◆ WORK INSTRUCTION: Which lines of the entries hold the string "gastric"? Copy each one.

◆ PROVIDED RECORDS:
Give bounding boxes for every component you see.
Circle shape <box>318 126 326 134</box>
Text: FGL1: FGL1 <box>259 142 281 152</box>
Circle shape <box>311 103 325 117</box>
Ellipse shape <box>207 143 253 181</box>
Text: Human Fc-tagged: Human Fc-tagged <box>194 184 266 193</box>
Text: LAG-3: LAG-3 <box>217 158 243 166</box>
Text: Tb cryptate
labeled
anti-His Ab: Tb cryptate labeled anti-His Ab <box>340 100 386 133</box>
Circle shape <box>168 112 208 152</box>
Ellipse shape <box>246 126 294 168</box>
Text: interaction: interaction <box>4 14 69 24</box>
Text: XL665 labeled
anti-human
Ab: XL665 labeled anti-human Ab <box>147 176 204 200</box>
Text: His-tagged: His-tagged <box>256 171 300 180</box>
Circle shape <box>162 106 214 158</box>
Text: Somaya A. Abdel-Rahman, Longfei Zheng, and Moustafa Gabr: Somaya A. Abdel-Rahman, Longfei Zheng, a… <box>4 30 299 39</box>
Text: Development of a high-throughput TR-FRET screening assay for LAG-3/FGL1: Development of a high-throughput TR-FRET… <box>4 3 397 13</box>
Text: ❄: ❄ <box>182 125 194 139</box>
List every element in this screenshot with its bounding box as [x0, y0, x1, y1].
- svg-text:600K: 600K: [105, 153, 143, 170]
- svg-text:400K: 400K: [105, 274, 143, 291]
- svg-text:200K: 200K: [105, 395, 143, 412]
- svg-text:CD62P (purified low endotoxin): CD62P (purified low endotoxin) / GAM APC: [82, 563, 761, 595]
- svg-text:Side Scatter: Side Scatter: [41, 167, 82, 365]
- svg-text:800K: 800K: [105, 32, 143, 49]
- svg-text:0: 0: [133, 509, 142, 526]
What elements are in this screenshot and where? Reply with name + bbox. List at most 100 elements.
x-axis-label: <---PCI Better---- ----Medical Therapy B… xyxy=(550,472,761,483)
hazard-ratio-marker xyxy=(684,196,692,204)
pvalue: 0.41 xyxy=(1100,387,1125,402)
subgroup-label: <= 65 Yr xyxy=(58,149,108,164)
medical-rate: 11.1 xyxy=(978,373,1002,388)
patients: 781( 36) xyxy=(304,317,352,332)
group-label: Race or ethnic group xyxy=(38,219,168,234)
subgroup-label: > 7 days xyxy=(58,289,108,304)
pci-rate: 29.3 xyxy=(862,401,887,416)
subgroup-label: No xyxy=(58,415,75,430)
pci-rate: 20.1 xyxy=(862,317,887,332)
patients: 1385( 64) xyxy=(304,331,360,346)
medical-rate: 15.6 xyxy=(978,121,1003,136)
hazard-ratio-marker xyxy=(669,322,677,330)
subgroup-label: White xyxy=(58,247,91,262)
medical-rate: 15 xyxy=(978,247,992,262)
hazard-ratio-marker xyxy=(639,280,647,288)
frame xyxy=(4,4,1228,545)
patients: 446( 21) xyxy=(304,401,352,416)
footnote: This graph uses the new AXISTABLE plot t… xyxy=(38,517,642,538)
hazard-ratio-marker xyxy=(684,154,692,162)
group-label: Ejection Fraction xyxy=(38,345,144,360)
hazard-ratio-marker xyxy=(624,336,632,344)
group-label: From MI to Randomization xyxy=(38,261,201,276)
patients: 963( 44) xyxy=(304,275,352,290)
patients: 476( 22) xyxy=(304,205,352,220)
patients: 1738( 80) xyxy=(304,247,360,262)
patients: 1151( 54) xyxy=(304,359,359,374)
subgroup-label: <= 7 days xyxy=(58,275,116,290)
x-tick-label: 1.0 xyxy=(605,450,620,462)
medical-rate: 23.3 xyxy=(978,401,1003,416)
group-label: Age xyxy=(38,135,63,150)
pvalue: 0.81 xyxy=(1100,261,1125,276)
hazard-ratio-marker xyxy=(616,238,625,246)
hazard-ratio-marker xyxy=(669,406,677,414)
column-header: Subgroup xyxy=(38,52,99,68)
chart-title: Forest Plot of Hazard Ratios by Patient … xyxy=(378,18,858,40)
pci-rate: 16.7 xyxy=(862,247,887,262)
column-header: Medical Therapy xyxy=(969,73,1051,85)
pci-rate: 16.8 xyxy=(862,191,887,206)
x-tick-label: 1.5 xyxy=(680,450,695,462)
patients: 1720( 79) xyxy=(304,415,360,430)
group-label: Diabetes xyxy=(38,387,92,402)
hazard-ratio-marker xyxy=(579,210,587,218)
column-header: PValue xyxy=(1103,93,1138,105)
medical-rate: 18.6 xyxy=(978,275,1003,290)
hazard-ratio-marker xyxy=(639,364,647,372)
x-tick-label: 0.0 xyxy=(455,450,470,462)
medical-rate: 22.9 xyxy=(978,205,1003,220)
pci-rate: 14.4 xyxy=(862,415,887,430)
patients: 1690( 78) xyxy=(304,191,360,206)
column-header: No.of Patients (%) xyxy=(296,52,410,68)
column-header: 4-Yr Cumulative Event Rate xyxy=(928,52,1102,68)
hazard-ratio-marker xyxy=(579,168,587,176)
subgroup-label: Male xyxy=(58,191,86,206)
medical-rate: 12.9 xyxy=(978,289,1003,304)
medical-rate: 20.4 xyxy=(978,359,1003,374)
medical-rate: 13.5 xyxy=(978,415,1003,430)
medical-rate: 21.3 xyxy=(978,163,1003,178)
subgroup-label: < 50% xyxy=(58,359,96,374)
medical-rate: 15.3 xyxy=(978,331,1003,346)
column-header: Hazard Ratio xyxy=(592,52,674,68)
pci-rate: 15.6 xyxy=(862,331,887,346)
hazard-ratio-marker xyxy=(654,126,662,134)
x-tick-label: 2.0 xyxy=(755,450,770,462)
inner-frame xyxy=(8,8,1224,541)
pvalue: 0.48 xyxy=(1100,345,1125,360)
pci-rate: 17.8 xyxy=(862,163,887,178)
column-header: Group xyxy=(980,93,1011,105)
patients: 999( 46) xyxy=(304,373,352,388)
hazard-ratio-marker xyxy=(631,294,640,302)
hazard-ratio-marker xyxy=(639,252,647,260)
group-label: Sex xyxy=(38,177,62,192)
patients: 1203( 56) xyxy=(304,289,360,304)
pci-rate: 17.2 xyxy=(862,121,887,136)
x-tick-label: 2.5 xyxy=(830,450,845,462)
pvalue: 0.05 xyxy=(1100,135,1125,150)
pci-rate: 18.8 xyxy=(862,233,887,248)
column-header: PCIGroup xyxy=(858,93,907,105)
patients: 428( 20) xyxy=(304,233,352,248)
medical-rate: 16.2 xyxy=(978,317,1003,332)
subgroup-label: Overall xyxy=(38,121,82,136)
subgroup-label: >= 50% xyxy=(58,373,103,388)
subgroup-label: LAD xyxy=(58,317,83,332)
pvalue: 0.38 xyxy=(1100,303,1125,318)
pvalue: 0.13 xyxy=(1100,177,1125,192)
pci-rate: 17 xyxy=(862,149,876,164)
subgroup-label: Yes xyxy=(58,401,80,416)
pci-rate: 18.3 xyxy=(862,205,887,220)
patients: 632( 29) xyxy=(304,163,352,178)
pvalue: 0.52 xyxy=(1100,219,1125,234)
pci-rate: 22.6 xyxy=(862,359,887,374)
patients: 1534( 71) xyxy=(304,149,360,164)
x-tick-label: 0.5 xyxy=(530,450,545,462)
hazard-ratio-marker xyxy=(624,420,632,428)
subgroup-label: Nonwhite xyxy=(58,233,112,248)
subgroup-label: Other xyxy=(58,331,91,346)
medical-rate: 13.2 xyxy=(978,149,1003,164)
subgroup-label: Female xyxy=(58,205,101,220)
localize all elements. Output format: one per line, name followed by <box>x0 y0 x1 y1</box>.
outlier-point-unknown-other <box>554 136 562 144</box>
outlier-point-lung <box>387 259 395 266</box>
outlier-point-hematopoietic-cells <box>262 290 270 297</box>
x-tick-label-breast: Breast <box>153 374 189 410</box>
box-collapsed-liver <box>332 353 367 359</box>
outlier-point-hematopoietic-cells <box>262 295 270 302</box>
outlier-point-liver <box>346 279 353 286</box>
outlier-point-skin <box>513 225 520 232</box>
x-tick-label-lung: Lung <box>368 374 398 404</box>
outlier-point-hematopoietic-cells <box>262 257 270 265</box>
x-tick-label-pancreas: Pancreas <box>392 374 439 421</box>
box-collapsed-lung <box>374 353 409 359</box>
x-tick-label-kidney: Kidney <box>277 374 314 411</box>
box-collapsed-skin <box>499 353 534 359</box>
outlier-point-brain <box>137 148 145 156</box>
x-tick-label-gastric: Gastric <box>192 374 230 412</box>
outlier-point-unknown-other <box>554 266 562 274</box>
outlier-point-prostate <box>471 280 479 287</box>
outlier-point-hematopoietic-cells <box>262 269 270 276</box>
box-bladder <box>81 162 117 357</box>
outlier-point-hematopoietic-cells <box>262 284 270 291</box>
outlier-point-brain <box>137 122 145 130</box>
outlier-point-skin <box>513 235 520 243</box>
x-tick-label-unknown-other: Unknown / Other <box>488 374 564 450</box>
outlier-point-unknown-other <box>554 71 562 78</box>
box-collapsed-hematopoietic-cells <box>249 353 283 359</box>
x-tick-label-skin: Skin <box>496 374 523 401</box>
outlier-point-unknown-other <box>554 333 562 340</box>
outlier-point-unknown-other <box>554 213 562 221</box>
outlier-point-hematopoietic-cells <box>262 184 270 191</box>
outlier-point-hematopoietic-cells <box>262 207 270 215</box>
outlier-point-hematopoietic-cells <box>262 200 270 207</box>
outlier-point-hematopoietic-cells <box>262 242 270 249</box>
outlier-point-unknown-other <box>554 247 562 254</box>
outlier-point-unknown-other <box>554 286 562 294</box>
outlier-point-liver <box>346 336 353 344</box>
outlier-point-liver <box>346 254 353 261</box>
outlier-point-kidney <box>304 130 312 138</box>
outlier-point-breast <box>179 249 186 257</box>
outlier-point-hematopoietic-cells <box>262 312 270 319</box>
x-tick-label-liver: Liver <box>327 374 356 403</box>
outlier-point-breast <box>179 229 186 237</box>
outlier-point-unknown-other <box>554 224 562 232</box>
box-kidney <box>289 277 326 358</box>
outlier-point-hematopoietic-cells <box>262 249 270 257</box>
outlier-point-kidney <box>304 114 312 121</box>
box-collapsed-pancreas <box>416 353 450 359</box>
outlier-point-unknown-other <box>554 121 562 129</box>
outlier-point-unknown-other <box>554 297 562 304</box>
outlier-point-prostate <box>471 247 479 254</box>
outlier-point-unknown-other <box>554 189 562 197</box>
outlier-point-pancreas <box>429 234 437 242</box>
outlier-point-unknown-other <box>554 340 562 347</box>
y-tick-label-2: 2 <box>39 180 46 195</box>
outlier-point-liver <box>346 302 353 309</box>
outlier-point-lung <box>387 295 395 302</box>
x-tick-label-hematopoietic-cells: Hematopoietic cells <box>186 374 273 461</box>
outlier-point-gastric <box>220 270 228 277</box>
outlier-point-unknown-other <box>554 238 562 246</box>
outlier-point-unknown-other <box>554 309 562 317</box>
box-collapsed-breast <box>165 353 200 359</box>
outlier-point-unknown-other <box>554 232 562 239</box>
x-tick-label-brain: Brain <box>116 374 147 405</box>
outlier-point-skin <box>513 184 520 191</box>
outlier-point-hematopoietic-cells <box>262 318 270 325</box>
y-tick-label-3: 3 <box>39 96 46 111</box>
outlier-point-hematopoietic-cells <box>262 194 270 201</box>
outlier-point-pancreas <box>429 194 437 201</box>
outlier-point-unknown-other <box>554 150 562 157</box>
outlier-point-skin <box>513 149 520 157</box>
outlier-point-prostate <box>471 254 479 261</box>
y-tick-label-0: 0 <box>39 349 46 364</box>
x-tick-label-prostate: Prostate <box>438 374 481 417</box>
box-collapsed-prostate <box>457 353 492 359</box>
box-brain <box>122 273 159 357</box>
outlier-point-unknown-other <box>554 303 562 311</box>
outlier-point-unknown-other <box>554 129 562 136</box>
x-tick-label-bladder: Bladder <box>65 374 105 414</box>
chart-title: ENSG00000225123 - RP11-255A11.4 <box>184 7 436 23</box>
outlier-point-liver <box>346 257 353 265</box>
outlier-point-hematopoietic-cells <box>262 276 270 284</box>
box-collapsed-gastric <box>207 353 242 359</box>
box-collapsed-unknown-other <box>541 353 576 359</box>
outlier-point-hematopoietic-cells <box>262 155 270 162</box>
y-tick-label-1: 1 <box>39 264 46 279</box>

◆ OUTPUT FOR THIS EXERCISE:
x-tick-label-gastric: Gastric <box>192 374 230 412</box>
outlier-point-gastric <box>220 270 228 277</box>
box-collapsed-gastric <box>207 353 242 359</box>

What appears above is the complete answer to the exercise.